[Opening Document segment section]

But custom portals require additional steps.
Use Pega’s Standard Widget
Pega provides an out‑of‑the‑box section called pzDelegatedRules, defined in the Data‑Portal class. This rule is marked final, meaning it cannot be modified or saved into another ruleset. The section is not intended as a standard layout component; instead, it is designed to be used as a Dashboard widget.
The pzDelegatedRules widget reads from System‑User‑MyRules entries and displays all rules delegated to the currently logged‑in user or to their Access Groups. Because the rule is final, you cannot customize its behavior, but you can embed the widget directly into any portal harness or dashboard region that supports dashboard widgets.
This allows custom portals to display delegated rules without building a custom data page or UI component, since the OOTB widget already handles fetching and displaying delegation records.

How to Delegate a Rule: Quick Checklist
- Move or copy the rule into an unlocked production ruleset
- Open the rule in Dev Studio
- Click Actions → Delegate
- Select the target Access Group
- Add a meaningful label for business users
- Save and commit
- Package both the rule and delegation metadata for deployment
- Confirm the delegated rule appears in the portal
How to Remove Delegated Rules in Pega?
Sometimes delegated rules need to be cleaned up, maybe a rule was delegated by mistake, the business no longer needs access, or the list of delegated rules for an Access Group has changed. As explained before, in Pega, delegation is not stored on the rule itself. Instead, all delegation information is stored as metadata in the System‑User‑MyRules class.

[Closing Document segment section]
[Opening Provided material section]

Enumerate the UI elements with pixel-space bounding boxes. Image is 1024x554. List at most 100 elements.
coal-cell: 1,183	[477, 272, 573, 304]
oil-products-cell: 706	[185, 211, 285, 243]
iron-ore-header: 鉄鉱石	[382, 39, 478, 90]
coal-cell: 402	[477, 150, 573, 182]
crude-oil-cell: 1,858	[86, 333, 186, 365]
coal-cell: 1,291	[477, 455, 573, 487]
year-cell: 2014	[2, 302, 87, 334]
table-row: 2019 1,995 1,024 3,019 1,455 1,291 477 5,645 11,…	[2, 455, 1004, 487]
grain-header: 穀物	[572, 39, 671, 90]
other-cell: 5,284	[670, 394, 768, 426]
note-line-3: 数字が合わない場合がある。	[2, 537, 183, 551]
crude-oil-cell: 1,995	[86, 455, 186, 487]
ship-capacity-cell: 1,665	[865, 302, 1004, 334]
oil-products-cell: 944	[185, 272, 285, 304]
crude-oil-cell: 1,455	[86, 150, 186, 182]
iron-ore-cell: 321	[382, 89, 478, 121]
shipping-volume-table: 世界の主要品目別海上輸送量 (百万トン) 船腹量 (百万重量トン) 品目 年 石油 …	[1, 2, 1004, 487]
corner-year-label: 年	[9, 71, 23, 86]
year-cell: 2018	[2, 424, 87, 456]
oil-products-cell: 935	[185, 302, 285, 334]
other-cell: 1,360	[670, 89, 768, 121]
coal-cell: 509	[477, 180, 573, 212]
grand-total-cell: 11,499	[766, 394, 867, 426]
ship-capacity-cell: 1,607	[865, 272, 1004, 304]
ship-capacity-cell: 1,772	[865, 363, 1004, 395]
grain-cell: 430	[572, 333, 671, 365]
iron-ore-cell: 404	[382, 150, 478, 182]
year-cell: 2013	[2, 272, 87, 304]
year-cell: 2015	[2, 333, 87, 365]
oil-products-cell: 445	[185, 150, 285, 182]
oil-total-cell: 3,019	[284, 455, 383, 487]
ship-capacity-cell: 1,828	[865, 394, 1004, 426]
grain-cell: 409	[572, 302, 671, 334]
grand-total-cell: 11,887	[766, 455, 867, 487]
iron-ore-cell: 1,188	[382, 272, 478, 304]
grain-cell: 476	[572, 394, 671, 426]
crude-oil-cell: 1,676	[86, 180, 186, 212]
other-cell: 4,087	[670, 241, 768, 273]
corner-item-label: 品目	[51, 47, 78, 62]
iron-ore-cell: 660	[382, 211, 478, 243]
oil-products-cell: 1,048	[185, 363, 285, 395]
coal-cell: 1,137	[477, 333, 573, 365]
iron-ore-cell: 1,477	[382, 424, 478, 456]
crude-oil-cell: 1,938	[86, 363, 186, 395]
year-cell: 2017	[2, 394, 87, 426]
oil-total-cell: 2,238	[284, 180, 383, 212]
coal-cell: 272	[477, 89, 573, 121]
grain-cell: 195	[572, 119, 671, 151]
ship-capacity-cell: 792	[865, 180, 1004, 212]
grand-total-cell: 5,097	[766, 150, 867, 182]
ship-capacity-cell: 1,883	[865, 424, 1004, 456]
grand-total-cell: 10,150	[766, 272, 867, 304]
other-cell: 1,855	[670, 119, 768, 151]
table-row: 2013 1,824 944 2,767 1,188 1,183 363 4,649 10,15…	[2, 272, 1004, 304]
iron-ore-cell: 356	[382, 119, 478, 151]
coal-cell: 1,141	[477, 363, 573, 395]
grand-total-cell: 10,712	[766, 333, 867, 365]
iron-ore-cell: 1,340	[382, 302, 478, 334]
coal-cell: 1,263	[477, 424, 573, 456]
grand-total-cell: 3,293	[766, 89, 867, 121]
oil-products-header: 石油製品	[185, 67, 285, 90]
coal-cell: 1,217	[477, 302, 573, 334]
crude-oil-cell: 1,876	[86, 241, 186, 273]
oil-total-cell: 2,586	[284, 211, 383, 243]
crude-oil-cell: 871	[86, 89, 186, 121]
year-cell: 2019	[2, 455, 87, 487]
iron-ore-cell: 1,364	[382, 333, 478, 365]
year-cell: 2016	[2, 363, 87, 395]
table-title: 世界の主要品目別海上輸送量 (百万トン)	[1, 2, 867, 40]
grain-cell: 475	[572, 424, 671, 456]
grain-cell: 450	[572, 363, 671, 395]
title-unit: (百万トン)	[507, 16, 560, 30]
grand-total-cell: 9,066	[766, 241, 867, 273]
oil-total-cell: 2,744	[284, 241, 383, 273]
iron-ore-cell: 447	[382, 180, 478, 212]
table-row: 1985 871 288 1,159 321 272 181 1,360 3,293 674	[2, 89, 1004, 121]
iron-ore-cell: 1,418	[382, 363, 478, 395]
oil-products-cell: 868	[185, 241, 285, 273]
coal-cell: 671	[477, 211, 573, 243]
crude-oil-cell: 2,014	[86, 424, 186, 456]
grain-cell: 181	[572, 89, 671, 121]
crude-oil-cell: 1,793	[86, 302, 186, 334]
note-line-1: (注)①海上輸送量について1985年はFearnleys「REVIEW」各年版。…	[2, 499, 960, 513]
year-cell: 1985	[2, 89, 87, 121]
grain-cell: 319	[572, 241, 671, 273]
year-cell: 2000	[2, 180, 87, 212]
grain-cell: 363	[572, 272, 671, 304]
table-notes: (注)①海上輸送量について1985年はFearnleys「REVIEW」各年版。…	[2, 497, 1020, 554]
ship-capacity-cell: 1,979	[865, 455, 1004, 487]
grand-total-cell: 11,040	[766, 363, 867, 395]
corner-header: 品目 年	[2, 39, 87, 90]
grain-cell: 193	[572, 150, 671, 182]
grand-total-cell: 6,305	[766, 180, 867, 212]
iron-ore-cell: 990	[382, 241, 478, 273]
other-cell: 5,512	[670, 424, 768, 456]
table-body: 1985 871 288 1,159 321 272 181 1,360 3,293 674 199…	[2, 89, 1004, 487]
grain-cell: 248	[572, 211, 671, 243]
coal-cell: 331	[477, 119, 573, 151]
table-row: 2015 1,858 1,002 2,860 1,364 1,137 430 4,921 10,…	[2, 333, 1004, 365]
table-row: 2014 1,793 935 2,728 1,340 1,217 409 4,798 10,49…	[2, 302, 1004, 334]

[Closing Provided material section]

▸ **Tasks to perform**:
A: In the text on Pega delegated rules, copy everything between "How to Delegate" and "Rules in Pega?", inclusive.
B: Translate this sentence from the Pega delegated rules text into Spanish: "This rule is marked final, meaning it cannot be modified or saved into another ruleset."

▸ **Numbered answers**:
A:
How to Delegate a Rule: Quick Checklist
- Move or copy the rule into an unlocked production ruleset
- Open the rule in Dev Studio
- Click Actions → Delegate
- Select the target Access Group
- Add a meaningful label for business users
- Save and commit
- Package both the rule and delegation metadata for deployment
- Confirm the delegated rule appears in the portal
How to Remove Delegated Rules in Pega?

B: Esta regla está marcada como final, lo que significa que no se puede modificar ni guardar en otro conjunto de reglas.